### [SHORT TASK]
Reproduce each record below exactly as written.

### [MATERIAL SUPPLIED]

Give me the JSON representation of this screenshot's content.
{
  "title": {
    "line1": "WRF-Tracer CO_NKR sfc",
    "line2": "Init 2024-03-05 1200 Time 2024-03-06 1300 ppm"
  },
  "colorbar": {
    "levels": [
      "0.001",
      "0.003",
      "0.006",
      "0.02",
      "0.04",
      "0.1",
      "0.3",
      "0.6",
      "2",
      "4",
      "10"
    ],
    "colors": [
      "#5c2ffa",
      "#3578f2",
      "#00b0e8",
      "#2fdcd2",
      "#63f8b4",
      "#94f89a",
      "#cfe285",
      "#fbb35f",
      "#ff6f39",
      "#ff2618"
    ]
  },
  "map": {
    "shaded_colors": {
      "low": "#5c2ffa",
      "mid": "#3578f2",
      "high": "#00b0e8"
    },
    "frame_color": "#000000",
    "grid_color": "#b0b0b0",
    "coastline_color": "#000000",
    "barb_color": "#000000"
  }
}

### [SOLUTION TO THIS PROBLEM]
Give me the JSON representation of this screenshot's content.
{
  "title": {
    "line1": "WRF-Tracer CO_NKR sfc",
    "line2": "Init 2024-03-05 1200 Time 2024-03-06 1300 ppm"
  },
  "colorbar": {
    "levels": [
      "0.001",
      "0.003",
      "0.006",
      "0.02",
      "0.04",
      "0.1",
      "0.3",
      "0.6",
      "2",
      "4",
      "10"
    ],
    "colors": [
      "#5c2ffa",
      "#3578f2",
      "#00b0e8",
      "#2fdcd2",
      "#63f8b4",
      "#94f89a",
      "#cfe285",
      "#fbb35f",
      "#ff6f39",
      "#ff2618"
    ]
  },
  "map": {
    "shaded_colors": {
      "low": "#5c2ffa",
      "mid": "#3578f2",
      "high": "#00b0e8"
    },
    "frame_color": "#000000",
    "grid_color": "#b0b0b0",
    "coastline_color": "#000000",
    "barb_color": "#000000"
  }
}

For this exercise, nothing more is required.